WHAT TO DO:
In the discussion about shipping PSResourceGet in-box, what does PSGet require that is not present on the Windows image?

DOCUMENT SECTION:
Now if the question (which has been asked time and time again) ended up being about whether pwsh was to be inboxed too (which almost all that I have spoken to have said yes please) then this ask would be less a need as PSResourceGet would be shipped as part of that install, and again would be another, albeit separate, ongoing discussion.

kilasuit avatar Oct 10 '23 03:10 kilasuit

I've waited for this day to come. Please DO IT, but please keep in mind the utter horror of upgrading PackageManagement. Even when the box IS online. Most MSFT documentation on how to correctly update it is misleading AT BEST. More on this point in a separate comment when I have more time.

no-identd avatar Oct 11 '23 18:10 no-identd

I've waited for this day to come. Please DO IT, but please keep in mind the utter horror of upgrading PackageManagement. Even when the box IS online. Most MSFT documentation on how to correctly update it is misleading AT BEST. More on this point in a separate comment when I have more time.

Not just documentation from Microsoft but there's likely many thousand blogs/articles/support docs for orgs that require these painful steps to be done when in future is would reduce unnecessary friction in so many places if PSResourceGet was built in

kilasuit avatar Oct 11 '23 23:10 kilasuit

I still utterly lack time to detail/properly write up the issues I mean in particular, but I did—barely—have enough time to refind the two github issues I eventually identified as related to it (one of them is in closed state, but it contains valuable information!):

https://github.com/OneGet/oneget/issues/472

https://github.com/PowerShell/PowerShellGetv2/issues/599

And what I also refound:
this stackoverflow post which, while not at all directly related (unlike those two issues), contains a lot of valuable information on NuGet behavior I had to figure out before I could figure the whole upgrade-PackageManagement-the-right-way dance; word of caution tho, IF the notes past me left for myself are right, all answers to that stackoverflow question including the accepted one are in some way or another incorrect (which didn't matter to me since I didn't have the question in the first place, I just found the thread while debugging what was going on with my powershell install, and for that, the details from there were extremely useful):

https://stackoverflow.com/questions/39257572/loading-assemblies-from-nuget-packages

no-identd avatar Oct 12 '23 12:10 no-identd

I've waited for this day to come. Please DO IT, but please keep in mind the utter horror of upgrading PackageManagement. Even when the box IS online. Most MSFT documentation on how to correctly update it is misleading AT BEST. More on this point in a separate comment when I have more time.

Not just documentation from Microsoft but there's likely many thousand blogs/articles/support docs for orgs that require these painful steps to be done when in future is would reduce unnecessary friction in so many places if PSResourceGet was built in

this. exactly this. I want it in-box as well, and certainly do not wish to go through the pain of having everyone I'm assisting getting started with PowerShell update outdated in-box stuff, especially for package management

awakecoding avatar Oct 24 '23 23:10 awakecoding

Yes, it should ship in-box. The issue I'm running into trying to bootstrap PowerShellGet to upgrade to PSResourceGet on machines that don't have access to the internet is impossible without workarounds. PSGet requires the PackageManagement NuGet provider which is not present on the Windows image. To get the provider PackageManagement requires the internet which I do not have. I can't upgrade to PSResourceGet from PSGet. If PSResourceGet was shiped in-box then I could just configure my internal Artifactory feed and be on my way.

That's the exactly issue I'm facing now. So please ship PSResourceGet inbox.

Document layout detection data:

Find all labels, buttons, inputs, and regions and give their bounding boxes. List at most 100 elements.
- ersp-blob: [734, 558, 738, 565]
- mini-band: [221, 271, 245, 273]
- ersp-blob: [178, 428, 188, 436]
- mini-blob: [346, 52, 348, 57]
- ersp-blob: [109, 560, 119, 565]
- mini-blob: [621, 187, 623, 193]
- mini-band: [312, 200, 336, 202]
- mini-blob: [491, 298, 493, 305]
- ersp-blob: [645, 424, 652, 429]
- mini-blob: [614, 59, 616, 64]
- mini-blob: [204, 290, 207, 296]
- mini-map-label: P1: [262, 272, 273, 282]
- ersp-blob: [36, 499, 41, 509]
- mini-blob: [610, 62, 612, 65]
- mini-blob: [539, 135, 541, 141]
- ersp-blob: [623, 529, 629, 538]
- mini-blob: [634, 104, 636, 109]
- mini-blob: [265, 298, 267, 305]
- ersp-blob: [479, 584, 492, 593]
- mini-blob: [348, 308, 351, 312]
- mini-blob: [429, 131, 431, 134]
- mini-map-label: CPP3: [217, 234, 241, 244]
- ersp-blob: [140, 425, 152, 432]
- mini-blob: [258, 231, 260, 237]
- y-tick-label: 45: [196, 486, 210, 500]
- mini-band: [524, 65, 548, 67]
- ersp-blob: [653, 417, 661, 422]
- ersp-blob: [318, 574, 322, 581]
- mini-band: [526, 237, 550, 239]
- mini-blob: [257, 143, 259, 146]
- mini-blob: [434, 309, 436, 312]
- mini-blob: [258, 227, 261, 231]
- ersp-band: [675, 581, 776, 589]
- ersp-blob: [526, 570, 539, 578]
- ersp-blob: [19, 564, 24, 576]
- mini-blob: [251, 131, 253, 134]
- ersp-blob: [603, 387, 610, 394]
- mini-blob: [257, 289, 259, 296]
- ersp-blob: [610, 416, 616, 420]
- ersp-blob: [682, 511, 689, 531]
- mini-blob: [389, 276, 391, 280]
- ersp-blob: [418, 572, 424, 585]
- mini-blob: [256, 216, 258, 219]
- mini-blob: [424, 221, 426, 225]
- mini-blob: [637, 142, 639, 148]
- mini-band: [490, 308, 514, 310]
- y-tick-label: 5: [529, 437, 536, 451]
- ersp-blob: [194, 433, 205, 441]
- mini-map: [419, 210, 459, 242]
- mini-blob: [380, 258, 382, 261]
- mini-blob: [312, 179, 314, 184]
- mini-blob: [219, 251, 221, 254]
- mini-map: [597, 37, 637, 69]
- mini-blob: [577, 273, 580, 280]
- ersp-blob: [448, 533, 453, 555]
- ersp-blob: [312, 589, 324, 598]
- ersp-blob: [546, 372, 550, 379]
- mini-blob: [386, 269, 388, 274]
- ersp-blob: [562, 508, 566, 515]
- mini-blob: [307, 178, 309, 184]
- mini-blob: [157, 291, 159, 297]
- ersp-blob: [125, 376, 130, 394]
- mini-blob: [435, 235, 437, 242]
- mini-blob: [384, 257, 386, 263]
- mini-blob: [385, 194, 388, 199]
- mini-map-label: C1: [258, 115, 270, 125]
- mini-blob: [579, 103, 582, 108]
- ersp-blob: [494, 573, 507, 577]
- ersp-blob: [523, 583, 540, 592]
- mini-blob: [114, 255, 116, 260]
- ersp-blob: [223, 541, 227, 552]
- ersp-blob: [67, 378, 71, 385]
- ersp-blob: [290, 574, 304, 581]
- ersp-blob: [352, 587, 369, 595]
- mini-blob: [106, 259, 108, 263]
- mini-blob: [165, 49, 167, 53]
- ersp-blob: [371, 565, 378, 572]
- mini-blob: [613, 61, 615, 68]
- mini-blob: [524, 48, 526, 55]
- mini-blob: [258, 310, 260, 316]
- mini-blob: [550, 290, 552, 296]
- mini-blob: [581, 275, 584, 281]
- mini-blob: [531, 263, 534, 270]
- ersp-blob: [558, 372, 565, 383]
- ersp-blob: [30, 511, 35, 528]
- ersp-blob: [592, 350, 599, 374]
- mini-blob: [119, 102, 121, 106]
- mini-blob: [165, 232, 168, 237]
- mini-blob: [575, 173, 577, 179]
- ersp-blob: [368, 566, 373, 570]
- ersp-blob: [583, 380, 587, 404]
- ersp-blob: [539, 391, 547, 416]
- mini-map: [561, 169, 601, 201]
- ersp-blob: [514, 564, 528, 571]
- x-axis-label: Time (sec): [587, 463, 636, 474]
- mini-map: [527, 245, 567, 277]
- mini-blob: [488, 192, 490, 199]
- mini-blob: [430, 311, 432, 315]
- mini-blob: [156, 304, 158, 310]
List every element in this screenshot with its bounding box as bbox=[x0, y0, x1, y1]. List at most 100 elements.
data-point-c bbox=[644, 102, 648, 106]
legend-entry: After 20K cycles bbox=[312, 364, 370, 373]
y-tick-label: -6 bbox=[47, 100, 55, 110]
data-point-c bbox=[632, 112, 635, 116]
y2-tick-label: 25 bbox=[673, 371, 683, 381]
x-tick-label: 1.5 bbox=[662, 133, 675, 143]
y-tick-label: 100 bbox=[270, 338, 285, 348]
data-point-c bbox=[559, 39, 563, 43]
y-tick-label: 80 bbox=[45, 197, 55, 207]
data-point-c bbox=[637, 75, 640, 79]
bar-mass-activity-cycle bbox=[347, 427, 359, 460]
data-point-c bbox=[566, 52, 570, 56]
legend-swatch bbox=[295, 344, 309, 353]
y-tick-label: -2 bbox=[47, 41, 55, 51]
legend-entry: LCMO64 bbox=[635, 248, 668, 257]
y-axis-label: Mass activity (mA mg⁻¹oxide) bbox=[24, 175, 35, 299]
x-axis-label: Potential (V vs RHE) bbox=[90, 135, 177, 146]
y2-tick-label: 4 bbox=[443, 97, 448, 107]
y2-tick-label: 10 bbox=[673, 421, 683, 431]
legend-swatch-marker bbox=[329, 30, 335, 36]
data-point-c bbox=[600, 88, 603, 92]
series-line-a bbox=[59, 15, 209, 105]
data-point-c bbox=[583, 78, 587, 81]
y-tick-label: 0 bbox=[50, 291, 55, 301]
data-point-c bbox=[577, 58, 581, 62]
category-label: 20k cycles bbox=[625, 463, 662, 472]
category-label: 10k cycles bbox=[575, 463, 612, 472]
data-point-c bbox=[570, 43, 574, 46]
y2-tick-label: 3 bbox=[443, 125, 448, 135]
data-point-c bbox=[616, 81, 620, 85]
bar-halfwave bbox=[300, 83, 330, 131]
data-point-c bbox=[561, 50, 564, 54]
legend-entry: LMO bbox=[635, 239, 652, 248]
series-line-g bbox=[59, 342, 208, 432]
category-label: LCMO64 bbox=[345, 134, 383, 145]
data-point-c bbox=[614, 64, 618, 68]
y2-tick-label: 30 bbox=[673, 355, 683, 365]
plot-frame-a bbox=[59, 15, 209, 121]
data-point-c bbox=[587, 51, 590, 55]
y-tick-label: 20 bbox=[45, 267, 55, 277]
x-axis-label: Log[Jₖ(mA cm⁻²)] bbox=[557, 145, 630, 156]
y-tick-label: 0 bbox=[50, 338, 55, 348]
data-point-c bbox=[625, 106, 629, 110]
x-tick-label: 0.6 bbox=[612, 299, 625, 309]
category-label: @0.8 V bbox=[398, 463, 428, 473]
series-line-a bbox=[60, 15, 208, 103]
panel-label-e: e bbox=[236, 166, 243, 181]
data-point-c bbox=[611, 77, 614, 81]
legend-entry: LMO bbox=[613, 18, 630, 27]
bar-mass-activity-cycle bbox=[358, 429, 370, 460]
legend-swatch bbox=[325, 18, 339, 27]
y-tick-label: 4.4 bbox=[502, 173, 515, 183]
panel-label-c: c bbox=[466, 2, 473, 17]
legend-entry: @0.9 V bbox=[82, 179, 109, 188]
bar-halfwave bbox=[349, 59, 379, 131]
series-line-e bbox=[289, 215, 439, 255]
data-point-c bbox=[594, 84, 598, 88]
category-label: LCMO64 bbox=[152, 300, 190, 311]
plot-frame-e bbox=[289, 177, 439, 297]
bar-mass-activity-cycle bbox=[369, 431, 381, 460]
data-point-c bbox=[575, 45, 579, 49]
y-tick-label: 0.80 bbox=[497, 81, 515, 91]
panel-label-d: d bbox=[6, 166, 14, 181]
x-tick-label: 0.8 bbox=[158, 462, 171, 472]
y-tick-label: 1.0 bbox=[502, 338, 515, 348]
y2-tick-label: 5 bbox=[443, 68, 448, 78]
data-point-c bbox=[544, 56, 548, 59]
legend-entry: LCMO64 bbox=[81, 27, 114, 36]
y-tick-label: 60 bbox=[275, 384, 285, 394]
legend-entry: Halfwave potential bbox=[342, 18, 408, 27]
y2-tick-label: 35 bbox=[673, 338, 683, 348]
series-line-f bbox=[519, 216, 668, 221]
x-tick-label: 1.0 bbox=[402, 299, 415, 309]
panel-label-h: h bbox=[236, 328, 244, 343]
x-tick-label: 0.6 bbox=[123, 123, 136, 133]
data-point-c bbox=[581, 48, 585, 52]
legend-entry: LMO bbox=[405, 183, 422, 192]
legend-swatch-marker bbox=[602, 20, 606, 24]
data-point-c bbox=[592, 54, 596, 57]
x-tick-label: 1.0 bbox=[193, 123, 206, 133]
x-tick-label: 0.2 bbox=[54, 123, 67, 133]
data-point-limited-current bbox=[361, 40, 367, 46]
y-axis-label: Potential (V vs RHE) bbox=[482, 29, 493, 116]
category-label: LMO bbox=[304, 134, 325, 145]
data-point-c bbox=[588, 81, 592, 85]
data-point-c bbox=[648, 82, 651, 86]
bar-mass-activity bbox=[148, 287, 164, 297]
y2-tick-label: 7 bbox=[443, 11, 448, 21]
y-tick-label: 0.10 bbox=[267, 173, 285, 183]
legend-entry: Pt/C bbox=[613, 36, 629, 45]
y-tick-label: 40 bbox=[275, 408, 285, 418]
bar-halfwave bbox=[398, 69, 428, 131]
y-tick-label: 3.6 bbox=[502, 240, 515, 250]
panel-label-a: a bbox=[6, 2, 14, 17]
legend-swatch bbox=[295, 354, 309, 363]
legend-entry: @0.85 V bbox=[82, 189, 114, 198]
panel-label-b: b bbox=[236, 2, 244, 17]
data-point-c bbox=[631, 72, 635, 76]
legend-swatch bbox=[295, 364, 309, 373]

COMPLETED TASK:
The PackageManagement NuGet provider.